_GOAL:_ Could you copy, word for word, the lines from the very beginning of the records down through the line containing "The vent port 34 is at (157, 158).", with both ends included and the pictures left out of your answer?

_EXERCISE MATERIALS:_
++++++++++
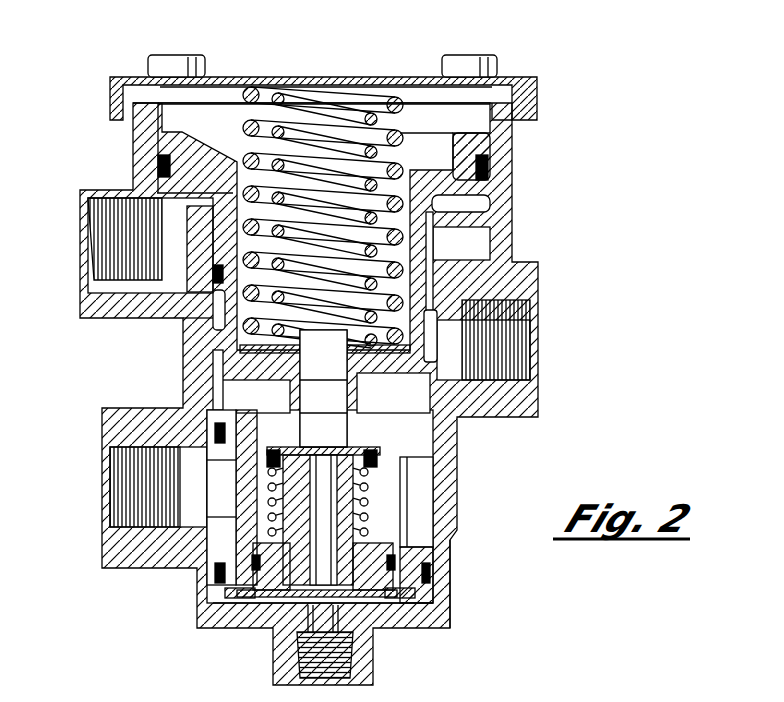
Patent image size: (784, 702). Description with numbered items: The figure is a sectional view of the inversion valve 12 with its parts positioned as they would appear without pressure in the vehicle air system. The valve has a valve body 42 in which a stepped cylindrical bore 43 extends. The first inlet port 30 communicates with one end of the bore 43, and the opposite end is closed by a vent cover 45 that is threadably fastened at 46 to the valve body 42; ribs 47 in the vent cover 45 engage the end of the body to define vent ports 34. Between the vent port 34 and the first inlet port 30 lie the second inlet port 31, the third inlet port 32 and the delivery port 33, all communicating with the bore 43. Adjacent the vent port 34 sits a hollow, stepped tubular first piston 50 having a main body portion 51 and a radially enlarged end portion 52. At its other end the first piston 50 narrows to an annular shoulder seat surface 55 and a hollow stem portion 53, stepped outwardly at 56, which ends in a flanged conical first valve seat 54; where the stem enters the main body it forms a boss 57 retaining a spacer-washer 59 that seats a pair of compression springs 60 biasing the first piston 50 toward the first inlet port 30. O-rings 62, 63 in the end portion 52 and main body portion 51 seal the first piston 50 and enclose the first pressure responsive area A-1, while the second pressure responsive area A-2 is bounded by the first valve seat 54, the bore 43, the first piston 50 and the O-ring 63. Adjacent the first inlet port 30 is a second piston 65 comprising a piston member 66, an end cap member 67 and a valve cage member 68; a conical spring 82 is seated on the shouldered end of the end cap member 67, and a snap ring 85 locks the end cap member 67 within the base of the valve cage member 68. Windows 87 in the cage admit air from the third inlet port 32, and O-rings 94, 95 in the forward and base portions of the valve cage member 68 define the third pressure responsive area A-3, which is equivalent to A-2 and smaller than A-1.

The inversion valve 12 is at (456, 592).
The first inlet port 30 is at (345, 677).
The second inlet port 31 is at (82, 232).
The third inlet port 32 is at (105, 497).
The delivery port 33 is at (530, 335).
The vent port 34 is at (157, 158).
The valve body 42 is at (510, 182).
The stepped cylindrical bore 43 is at (190, 325).
The vent cover 45 is at (311, 77).
The threaded fastening 46 is at (498, 58).
The ribs 47 is at (165, 91).
The first piston 50 is at (430, 128).
The main body portion 51 is at (200, 226).
The end portion 52 is at (470, 147).
The hollow stem portion 53 is at (350, 388).
The first valve seat 54 is at (332, 450).
The annular shoulder seat surface 55 is at (440, 378).
The radially outward step 56 is at (280, 405).
The boss 57 is at (368, 330).
The spacer-washer 59 is at (278, 402).
The compression springs 60 is at (272, 94).
The O-ring 62 is at (162, 165).
The O-ring 63 is at (214, 272).
The second piston 65 is at (420, 545).
The piston member 66 is at (350, 510).
The end cap member 67 is at (374, 598).
The valve cage member 68 is at (240, 590).
The conical spring 82 is at (217, 556).
The snap ring 85 is at (240, 598).
The windows 87 is at (402, 484).
The O-ring 94 is at (207, 470).
The O-ring 95 is at (250, 612).
The first pressure responsive area A-1 is at (433, 243).
The second pressure responsive area A-2 is at (425, 443).
The third pressure responsive area A-3 is at (285, 392).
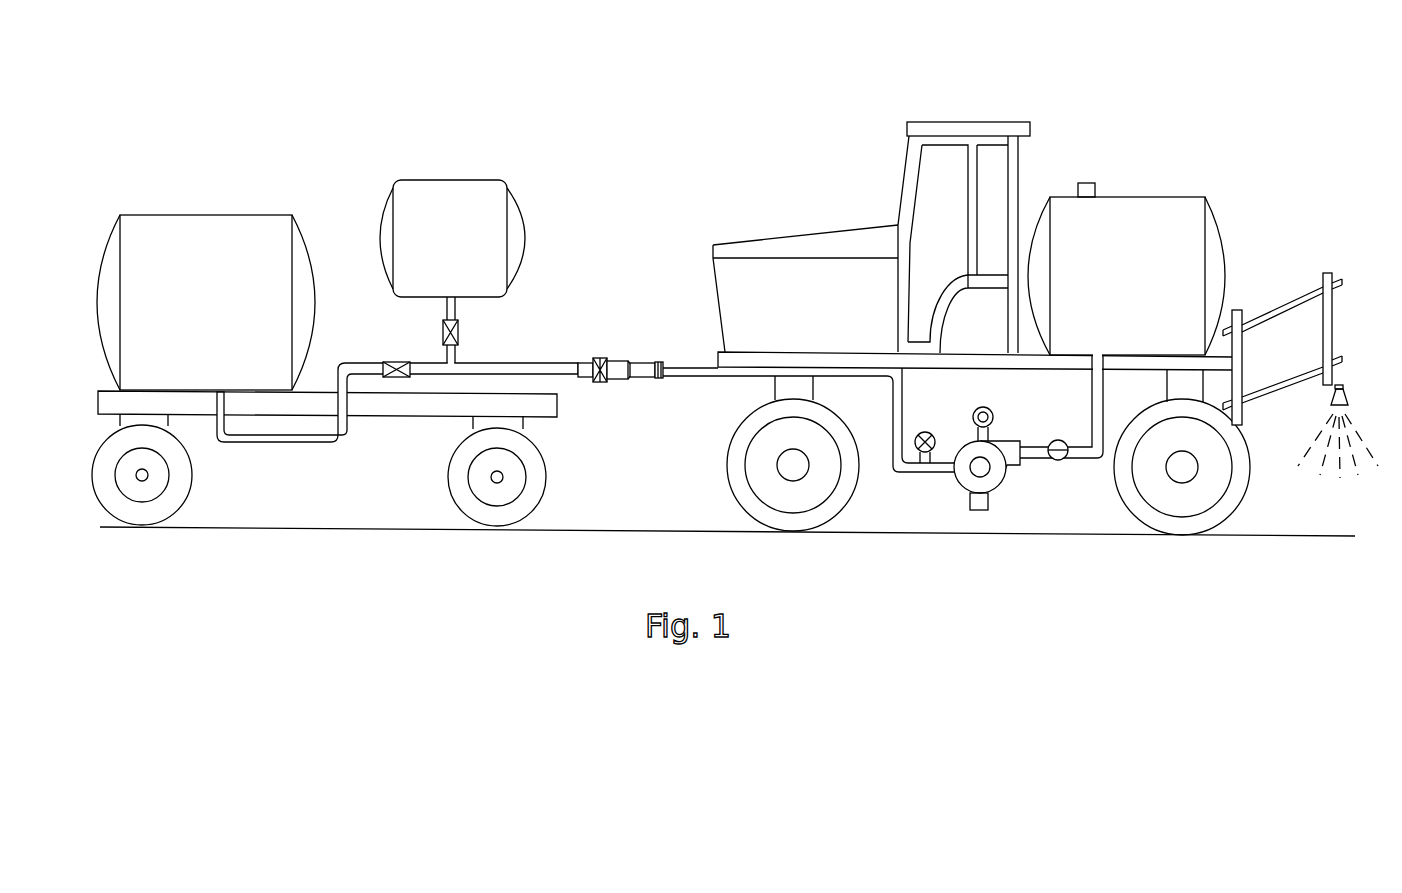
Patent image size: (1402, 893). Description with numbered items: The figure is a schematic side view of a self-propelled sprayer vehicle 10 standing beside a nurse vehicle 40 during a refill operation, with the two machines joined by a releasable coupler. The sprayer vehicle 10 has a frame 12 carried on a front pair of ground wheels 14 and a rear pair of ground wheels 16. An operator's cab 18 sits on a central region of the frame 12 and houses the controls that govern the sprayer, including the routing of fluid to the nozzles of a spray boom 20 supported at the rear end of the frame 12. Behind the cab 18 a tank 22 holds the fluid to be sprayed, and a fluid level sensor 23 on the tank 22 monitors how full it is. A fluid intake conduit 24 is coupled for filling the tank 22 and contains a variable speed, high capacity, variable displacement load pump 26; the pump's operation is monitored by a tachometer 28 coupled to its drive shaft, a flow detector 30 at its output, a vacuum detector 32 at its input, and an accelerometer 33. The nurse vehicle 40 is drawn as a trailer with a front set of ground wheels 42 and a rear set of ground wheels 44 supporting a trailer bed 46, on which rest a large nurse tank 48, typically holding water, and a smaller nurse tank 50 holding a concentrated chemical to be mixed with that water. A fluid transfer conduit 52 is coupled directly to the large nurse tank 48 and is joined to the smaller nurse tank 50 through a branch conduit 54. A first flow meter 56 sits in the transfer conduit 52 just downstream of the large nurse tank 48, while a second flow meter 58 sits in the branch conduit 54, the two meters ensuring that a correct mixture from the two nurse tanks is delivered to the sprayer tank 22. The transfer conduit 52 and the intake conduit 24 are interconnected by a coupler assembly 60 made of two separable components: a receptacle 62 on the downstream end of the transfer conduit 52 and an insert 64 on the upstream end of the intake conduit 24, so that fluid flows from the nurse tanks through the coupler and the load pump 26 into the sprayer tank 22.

The self-propelled sprayer vehicle 10 is at (1020, 285).
The frame 12 is at (1133, 355).
The front pair of ground wheels 14 is at (737, 483).
The rear pair of ground wheels 16 is at (1243, 498).
The operator's cab 18 is at (985, 122).
The spray boom 20 is at (1345, 376).
The tank 22 is at (1128, 196).
The fluid level sensor 23 is at (1085, 181).
The fluid intake conduit 24 is at (690, 378).
The load pump 26 is at (1000, 488).
The tachometer 28 is at (993, 410).
The flow detector 30 is at (1058, 461).
The vacuum detector 32 is at (928, 431).
The accelerometer 33 is at (966, 506).
The nurse vehicle 40 is at (327, 270).
The front set of ground wheels 42 is at (450, 480).
The rear set of ground wheels 44 is at (189, 488).
The trailer bed 46 is at (389, 416).
The large nurse tank 48 is at (213, 300).
The smaller nurse tank 50 is at (455, 241).
The fluid transfer conduit 52 is at (270, 443).
The branch conduit 54 is at (461, 308).
The first flow meter 56 is at (395, 361).
The second flow meter 58 is at (461, 336).
The coupler assembly 60 is at (614, 311).
The receptacle 62 is at (583, 357).
The insert 64 is at (650, 350).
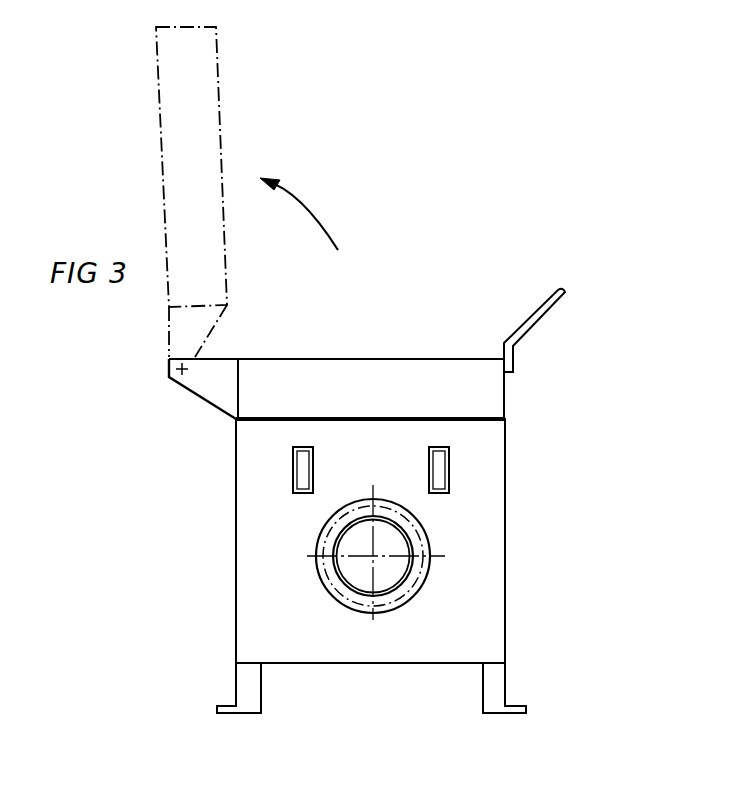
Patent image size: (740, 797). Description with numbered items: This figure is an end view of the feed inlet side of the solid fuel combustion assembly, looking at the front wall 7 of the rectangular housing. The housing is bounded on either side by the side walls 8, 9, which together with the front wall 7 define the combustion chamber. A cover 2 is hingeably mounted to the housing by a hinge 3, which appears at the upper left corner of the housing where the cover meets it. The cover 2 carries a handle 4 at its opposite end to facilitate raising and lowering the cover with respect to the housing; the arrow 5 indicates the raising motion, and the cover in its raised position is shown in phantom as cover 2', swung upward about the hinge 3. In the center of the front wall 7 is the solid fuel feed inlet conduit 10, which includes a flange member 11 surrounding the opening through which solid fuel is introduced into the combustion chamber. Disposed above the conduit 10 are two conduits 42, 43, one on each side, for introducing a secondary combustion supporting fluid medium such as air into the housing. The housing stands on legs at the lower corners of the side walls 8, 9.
++++++++++
_SOLVED PROBLEM:_
Patent image size: (784, 702). Description with numbered items: The figure is a sectional view of the inversion valve 12 with its parts positioned as they would appear without pressure in the vehicle air system. The valve has a valve body 42 in which a stepped cylindrical bore 43 extends. The first inlet port 30 communicates with one end of the bore 43, and the opposite end is closed by a vent cover 45 that is threadably fastened at 46 to the valve body 42; ribs 47 in the vent cover 45 engage the end of the body to define vent ports 34. Between the vent port 34 and the first inlet port 30 lie the second inlet port 31, the third inlet port 32 and the delivery port 33, all communicating with the bore 43. Adjacent the vent port 34 sits a hollow, stepped tubular first piston 50 having a main body portion 51 and a radially enlarged end portion 52. At its other end the first piston 50 narrows to an annular shoulder seat surface 55 and a hollow stem portion 53, stepped outwardly at 56, which ends in a flanged conical first valve seat 54; where the stem enters the main body it forms a boss 57 retaining a spacer-washer 59 that seats a pair of compression springs 60 biasing the first piston 50 toward the first inlet port 30. O-rings 62, 63 in the end portion 52 and main body portion 51 seal the first piston 50 and enclose the first pressure responsive area A-1, while the second pressure responsive area A-2 is bounded by the first valve seat 54, the bore 43, the first piston 50 and the O-ring 63. Adjacent the first inlet port 30 is a second piston 65 comprising a piston member 66, an end cap member 67 and a valve cage member 68; a conical spring 82 is seated on the shouldered end of the end cap member 67, and a snap ring 85 locks the end cap member 67 within the base of the valve cage member 68. Windows 87 in the cage admit air from the third inlet port 32, and O-rings 94, 95 in the forward and base portions of the valve cage member 68 define the third pressure responsive area A-3, which is equivalent to A-2 and smaller than A-1.

The inversion valve 12 is at (456, 592).
The first inlet port 30 is at (345, 677).
The second inlet port 31 is at (82, 232).
The third inlet port 32 is at (105, 497).
The delivery port 33 is at (530, 335).
The vent port 34 is at (157, 158).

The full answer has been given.